THE REQUEST - Pick out and copy every line below that has the word "JSON".

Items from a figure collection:
##############################
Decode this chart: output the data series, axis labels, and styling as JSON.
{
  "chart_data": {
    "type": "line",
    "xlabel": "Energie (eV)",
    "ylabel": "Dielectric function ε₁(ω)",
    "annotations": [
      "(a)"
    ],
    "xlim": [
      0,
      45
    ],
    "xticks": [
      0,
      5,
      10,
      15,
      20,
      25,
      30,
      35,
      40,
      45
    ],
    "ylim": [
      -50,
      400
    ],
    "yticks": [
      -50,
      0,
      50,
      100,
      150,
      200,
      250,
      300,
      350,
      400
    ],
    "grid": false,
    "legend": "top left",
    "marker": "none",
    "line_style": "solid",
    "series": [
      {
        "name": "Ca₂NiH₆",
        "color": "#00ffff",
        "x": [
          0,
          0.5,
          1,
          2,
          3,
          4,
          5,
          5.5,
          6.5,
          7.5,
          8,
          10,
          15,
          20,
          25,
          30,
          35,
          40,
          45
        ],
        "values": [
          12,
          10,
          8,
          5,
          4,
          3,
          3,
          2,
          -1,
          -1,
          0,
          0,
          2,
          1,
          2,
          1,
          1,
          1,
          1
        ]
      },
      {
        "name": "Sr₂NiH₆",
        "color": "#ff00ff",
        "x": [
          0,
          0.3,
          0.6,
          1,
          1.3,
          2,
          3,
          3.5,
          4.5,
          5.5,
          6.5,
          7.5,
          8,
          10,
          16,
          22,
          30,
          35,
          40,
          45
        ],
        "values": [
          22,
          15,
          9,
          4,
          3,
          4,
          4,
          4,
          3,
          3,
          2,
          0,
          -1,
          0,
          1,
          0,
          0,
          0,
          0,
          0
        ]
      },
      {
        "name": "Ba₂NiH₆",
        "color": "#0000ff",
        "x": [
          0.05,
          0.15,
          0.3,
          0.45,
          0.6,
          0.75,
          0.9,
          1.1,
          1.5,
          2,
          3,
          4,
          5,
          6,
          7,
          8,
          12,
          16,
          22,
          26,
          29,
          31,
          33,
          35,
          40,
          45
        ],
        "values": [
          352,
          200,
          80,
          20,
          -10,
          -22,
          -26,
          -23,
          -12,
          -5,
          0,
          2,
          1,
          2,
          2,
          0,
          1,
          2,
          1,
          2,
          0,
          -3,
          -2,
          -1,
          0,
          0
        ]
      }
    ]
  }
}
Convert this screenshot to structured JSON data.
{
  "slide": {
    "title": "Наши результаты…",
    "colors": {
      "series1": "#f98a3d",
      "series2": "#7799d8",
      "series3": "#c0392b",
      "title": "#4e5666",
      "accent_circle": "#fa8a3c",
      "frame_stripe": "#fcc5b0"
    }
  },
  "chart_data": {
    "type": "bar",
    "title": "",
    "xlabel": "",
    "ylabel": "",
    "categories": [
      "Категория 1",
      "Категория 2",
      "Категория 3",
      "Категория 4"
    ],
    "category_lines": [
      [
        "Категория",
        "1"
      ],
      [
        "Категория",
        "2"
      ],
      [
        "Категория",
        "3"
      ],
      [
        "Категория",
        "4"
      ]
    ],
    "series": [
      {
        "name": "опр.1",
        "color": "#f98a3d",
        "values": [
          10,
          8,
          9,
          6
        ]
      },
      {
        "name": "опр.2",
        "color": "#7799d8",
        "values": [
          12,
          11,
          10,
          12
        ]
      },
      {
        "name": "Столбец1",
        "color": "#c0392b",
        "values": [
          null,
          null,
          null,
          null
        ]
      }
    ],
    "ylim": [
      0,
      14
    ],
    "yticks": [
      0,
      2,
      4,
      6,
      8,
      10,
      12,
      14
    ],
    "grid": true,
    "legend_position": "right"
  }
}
##############################
THE ANSWER -
Decode this chart: output the data series, axis labels, and styling as JSON.
Convert this screenshot to structured JSON data.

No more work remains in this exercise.